WHAT YOU NEED TO DO: Extract the complete listing and output it unchanged.

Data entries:
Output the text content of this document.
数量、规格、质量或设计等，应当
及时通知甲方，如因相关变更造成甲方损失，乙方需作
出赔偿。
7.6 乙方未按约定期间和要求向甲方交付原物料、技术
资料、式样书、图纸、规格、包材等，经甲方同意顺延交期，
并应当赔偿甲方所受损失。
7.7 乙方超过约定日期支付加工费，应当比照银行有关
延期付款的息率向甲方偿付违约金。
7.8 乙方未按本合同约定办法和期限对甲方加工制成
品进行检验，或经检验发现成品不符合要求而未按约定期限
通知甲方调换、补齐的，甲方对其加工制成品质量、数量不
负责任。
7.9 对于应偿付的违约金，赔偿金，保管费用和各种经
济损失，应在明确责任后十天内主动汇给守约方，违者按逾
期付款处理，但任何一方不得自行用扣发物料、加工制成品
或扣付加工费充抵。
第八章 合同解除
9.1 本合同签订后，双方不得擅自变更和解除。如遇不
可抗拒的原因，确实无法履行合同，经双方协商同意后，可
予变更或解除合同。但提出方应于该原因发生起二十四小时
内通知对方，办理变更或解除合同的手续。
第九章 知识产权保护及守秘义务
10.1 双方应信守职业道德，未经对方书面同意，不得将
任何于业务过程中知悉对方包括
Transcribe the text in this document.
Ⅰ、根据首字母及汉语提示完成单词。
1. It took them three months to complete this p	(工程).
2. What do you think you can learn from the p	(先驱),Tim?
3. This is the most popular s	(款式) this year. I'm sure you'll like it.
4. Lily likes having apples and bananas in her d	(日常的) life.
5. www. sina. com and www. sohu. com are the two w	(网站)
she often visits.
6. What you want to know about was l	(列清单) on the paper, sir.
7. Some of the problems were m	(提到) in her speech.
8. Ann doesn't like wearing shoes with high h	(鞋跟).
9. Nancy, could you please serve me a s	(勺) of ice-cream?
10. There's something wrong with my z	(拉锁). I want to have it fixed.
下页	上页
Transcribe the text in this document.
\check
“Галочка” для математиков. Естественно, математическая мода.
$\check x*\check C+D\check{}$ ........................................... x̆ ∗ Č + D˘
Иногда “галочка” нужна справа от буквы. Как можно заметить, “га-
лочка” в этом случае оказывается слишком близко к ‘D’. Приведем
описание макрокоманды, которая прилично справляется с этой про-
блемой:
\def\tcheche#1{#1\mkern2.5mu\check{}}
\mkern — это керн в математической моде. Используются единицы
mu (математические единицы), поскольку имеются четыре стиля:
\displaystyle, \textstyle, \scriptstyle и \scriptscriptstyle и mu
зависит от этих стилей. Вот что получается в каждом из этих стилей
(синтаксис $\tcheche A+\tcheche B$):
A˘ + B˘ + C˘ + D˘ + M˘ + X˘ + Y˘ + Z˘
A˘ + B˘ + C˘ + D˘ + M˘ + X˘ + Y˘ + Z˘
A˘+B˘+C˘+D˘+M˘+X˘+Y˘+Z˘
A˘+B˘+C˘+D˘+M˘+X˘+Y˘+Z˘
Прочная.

TASK ANSWER:
Output the text content of this document.
数量、规格、质量或设计等，应当
及时通知甲方，如因相关变更造成甲方损失，乙方需作
出赔偿。
7.6 乙方未按约定期间和要求向甲方交付原物料、技术
资料、式样书、图纸、规格、包材等，经甲方同意顺延交期，
并应当赔偿甲方所受损失。
7.7 乙方超过约定日期支付加工费，应当比照银行有关
延期付款的息率向甲方偿付违约金。
7.8 乙方未按本合同约定办法和期限对甲方加工制成
品进行检验，或经检验发现成品不符合要求而未按约定期限
通知甲方调换、补齐的，甲方对其加工制成品质量、数量不
负责任。
7.9 对于应偿付的违约金，赔偿金，保管费用和各种经
济损失，应在明确责任后十天内主动汇给守约方，违者按逾
期付款处理，但任何一方不得自行用扣发物料、加工制成品
或扣付加工费充抵。
第八章 合同解除
9.1 本合同签订后，双方不得擅自变更和解除。如遇不
可抗拒的原因，确实无法履行合同，经双方协商同意后，可
予变更或解除合同。但提出方应于该原因发生起二十四小时
内通知对方，办理变更或解除合同的手续。
第九章 知识产权保护及守秘义务
10.1 双方应信守职业道德，未经对方书面同意，不得将
任何于业务过程中知悉对方包括
Transcribe the text in this document.
Ⅰ、根据首字母及汉语提示完成单词。
1. It took them three months to complete this p	(工程).
2. What do you think you can learn from the p	(先驱),Tim?
3. This is the most popular s	(款式) this year. I'm sure you'll like it.
4. Lily likes having apples and bananas in her d	(日常的) life.
5. www. sina. com and www. sohu. com are the two w	(网站)
she often visits.
6. What you want to know about was l	(列清单) on the paper, sir.
7. Some of the problems were m	(提到) in her speech.
8. Ann doesn't like wearing shoes with high h	(鞋跟).
9. Nancy, could you please serve me a s	(勺) of ice-cream?
10. There's something wrong with my z	(拉锁). I want to have it fixed.
下页	上页
Transcribe the text in this document.
\check
“Галочка” для математиков. Естественно, математическая мода.
$\check x*\check C+D\check{}$ ........................................... x̆ ∗ Č + D˘
Иногда “галочка” нужна справа от буквы. Как можно заметить, “га-
лочка” в этом случае оказывается слишком близко к ‘D’. Приведем
описание макрокоманды, которая прилично справляется с этой про-
блемой:
\def\tcheche#1{#1\mkern2.5mu\check{}}
\mkern — это керн в математической моде. Используются единицы
mu (математические единицы), поскольку имеются четыре стиля:
\displaystyle, \textstyle, \scriptstyle и \scriptscriptstyle и mu
зависит от этих стилей. Вот что получается в каждом из этих стилей
(синтаксис $\tcheche A+\tcheche B$):
A˘ + B˘ + C˘ + D˘ + M˘ + X˘ + Y˘ + Z˘
A˘ + B˘ + C˘ + D˘ + M˘ + X˘ + Y˘ + Z˘
A˘+B˘+C˘+D˘+M˘+X˘+Y˘+Z˘
A˘+B˘+C˘+D˘+M˘+X˘+Y˘+Z˘
Прочная.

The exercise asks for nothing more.